(Provided data)
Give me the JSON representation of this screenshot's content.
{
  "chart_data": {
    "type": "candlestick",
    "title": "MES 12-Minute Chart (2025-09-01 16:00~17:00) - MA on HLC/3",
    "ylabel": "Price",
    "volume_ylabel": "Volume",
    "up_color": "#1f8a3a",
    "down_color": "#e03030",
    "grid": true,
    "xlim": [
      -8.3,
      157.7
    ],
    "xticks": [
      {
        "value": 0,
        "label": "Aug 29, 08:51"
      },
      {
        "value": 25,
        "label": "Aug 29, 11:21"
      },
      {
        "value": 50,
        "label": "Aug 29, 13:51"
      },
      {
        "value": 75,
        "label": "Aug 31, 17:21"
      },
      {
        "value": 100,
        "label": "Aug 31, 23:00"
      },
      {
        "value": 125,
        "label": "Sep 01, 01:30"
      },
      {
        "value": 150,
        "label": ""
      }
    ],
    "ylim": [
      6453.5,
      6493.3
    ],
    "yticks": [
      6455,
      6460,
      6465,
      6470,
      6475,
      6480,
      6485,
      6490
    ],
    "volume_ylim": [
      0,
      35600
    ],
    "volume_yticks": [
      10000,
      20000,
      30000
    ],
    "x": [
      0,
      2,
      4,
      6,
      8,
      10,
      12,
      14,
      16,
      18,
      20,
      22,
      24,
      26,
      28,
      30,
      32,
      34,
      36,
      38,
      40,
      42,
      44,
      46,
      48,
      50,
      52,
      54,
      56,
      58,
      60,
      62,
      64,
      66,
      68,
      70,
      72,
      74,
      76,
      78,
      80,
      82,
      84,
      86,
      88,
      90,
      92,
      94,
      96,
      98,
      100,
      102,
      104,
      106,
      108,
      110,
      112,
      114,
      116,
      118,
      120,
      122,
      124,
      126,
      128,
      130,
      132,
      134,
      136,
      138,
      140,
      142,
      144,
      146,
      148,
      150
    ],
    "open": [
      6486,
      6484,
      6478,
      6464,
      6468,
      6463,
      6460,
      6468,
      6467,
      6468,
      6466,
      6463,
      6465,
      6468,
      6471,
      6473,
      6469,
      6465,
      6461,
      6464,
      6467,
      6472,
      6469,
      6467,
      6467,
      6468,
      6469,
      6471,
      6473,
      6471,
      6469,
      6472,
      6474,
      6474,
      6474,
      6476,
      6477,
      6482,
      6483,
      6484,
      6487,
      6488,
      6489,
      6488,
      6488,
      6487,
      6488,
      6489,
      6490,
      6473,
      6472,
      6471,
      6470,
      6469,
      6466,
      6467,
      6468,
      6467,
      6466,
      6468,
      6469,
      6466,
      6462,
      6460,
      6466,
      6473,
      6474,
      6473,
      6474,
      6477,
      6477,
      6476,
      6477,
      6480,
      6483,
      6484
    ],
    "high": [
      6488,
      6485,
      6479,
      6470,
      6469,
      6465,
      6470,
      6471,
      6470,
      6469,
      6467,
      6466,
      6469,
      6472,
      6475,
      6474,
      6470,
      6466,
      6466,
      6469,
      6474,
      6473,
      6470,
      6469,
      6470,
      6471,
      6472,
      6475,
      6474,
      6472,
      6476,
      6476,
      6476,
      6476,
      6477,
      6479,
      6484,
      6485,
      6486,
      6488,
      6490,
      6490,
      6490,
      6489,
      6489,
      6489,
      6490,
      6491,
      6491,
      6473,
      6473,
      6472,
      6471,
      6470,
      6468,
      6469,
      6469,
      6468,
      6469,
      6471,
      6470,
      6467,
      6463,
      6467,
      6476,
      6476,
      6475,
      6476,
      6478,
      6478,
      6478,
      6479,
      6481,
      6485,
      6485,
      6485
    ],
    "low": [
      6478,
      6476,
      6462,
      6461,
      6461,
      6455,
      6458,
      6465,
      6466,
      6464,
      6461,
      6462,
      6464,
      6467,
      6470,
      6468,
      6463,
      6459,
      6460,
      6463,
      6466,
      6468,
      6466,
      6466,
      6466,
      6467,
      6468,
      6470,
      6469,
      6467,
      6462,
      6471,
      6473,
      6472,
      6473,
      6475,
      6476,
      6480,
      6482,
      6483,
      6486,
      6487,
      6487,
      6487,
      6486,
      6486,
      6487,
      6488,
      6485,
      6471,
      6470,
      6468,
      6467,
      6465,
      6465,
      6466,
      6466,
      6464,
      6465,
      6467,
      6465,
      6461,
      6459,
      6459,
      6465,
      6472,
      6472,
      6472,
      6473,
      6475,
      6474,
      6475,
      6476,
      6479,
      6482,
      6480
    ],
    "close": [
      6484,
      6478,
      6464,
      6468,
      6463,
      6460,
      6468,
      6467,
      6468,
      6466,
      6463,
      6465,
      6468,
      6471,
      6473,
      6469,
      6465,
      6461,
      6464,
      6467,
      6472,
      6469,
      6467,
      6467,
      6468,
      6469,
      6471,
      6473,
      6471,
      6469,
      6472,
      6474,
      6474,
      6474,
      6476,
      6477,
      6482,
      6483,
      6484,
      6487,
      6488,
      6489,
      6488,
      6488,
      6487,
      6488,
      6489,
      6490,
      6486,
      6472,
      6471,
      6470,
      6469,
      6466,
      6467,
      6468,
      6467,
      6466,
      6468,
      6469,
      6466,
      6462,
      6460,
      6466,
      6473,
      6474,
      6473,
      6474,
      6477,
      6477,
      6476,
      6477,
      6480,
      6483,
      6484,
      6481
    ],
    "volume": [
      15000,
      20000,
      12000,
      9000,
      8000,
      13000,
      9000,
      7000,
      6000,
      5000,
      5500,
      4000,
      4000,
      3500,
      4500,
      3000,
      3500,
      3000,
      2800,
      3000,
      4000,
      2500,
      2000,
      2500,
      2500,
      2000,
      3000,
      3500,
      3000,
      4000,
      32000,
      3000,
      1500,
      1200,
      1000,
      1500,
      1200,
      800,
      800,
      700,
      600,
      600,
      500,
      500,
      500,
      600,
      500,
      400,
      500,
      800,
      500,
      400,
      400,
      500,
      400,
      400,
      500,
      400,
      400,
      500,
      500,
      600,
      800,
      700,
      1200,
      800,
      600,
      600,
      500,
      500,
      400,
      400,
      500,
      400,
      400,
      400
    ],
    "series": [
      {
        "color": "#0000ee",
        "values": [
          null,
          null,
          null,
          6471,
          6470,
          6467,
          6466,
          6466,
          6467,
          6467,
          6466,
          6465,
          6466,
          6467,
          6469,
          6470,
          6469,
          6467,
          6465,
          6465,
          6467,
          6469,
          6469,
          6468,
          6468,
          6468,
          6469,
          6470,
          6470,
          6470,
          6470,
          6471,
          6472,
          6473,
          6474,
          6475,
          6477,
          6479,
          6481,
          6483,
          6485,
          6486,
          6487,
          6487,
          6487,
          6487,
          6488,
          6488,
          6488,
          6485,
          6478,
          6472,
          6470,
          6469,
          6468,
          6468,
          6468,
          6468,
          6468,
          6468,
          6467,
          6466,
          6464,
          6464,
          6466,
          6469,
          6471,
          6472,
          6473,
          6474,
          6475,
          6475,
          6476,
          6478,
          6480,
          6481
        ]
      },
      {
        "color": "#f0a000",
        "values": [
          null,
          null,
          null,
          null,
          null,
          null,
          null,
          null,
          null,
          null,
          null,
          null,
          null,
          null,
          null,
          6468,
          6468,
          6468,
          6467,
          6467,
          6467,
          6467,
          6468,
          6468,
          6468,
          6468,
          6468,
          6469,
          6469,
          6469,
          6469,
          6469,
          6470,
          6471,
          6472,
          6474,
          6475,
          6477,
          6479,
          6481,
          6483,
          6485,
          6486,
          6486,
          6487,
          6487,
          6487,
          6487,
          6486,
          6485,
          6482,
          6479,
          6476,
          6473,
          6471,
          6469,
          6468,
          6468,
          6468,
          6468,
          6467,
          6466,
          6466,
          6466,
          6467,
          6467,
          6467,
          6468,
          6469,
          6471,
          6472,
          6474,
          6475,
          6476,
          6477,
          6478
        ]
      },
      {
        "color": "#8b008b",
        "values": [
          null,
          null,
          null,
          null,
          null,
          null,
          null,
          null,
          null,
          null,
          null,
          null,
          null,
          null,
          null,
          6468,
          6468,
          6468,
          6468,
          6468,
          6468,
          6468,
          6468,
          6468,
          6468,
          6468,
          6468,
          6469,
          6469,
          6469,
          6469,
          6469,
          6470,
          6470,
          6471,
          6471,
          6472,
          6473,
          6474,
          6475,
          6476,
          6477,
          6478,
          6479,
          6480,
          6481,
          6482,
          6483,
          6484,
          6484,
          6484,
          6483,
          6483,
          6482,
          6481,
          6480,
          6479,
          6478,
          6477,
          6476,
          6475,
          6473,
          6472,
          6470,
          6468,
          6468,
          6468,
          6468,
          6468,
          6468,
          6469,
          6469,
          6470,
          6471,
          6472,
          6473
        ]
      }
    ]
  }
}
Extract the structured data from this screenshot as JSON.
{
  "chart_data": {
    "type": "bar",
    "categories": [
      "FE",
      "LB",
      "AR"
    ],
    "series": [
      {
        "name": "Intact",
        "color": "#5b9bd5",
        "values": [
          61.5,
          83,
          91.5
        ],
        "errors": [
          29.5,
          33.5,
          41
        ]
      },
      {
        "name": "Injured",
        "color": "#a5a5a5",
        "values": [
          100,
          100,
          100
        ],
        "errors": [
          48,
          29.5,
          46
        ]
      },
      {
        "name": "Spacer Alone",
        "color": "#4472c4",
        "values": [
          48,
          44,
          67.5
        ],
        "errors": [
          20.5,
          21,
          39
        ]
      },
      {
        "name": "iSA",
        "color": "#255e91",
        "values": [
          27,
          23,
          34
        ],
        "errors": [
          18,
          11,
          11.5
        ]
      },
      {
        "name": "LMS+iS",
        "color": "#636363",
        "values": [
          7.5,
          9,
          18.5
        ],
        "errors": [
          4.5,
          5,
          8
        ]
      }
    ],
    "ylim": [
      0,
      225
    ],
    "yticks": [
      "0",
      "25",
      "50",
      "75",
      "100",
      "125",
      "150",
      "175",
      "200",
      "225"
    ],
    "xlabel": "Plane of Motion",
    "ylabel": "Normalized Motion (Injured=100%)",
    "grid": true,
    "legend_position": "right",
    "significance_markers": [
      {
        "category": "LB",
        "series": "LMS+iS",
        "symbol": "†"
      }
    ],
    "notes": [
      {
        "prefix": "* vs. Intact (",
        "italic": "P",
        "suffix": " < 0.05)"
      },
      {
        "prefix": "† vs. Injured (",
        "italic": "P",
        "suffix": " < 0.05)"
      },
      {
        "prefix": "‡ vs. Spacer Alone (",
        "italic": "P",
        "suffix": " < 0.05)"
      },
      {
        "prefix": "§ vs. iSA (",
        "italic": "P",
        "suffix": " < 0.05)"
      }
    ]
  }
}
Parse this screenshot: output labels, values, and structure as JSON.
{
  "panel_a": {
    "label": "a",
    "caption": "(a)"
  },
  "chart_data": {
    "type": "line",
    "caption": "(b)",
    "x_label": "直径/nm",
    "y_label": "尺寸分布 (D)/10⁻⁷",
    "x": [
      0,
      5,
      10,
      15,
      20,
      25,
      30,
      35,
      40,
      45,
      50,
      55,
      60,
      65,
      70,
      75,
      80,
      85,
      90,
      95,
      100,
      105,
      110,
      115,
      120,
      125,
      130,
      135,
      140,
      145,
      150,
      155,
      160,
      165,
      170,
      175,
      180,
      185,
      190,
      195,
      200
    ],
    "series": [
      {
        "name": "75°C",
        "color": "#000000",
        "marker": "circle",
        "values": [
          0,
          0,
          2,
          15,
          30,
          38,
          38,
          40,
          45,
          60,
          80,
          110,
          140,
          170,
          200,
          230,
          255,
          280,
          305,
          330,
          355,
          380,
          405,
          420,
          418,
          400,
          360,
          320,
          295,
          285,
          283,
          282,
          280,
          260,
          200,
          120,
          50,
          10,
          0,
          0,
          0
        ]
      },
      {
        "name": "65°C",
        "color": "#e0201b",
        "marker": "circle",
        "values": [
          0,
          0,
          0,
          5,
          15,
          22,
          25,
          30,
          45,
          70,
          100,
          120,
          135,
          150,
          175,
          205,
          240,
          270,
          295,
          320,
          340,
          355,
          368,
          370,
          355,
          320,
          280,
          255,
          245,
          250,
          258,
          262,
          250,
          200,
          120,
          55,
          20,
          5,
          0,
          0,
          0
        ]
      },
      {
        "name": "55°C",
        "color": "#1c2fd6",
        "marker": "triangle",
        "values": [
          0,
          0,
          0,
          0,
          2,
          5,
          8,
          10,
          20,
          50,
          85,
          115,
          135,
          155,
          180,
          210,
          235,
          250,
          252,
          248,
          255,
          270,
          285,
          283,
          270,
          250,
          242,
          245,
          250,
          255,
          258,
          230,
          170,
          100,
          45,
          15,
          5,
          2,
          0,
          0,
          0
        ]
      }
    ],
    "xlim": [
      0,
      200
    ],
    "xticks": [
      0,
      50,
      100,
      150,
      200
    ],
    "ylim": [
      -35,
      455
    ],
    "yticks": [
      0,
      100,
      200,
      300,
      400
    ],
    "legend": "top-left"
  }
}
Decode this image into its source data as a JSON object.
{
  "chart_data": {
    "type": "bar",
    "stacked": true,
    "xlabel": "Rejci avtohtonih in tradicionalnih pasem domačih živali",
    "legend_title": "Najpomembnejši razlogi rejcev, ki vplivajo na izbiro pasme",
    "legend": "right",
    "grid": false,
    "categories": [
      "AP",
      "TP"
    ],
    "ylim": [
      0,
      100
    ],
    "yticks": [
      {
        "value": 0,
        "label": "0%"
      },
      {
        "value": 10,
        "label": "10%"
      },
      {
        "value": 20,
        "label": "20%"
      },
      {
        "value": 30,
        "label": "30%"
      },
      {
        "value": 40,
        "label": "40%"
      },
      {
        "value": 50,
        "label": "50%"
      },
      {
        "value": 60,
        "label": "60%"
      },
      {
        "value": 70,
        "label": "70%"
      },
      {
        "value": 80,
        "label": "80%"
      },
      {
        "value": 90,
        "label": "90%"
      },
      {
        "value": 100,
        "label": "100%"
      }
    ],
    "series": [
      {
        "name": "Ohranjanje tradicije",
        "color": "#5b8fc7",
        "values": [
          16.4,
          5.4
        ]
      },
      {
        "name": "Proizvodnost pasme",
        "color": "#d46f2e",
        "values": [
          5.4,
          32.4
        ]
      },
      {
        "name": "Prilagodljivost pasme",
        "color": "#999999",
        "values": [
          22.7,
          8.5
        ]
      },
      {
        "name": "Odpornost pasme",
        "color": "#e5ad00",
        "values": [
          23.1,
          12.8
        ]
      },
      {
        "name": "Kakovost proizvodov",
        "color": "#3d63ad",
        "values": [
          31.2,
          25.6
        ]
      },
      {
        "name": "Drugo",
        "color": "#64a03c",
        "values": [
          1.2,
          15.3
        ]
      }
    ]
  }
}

(What needs to be done)
Filter the records above and return every line that holds the word "Spacer".

(Worked solution)
        "name": "Spacer Alone",
        "prefix": "‡ vs. Spacer Alone (",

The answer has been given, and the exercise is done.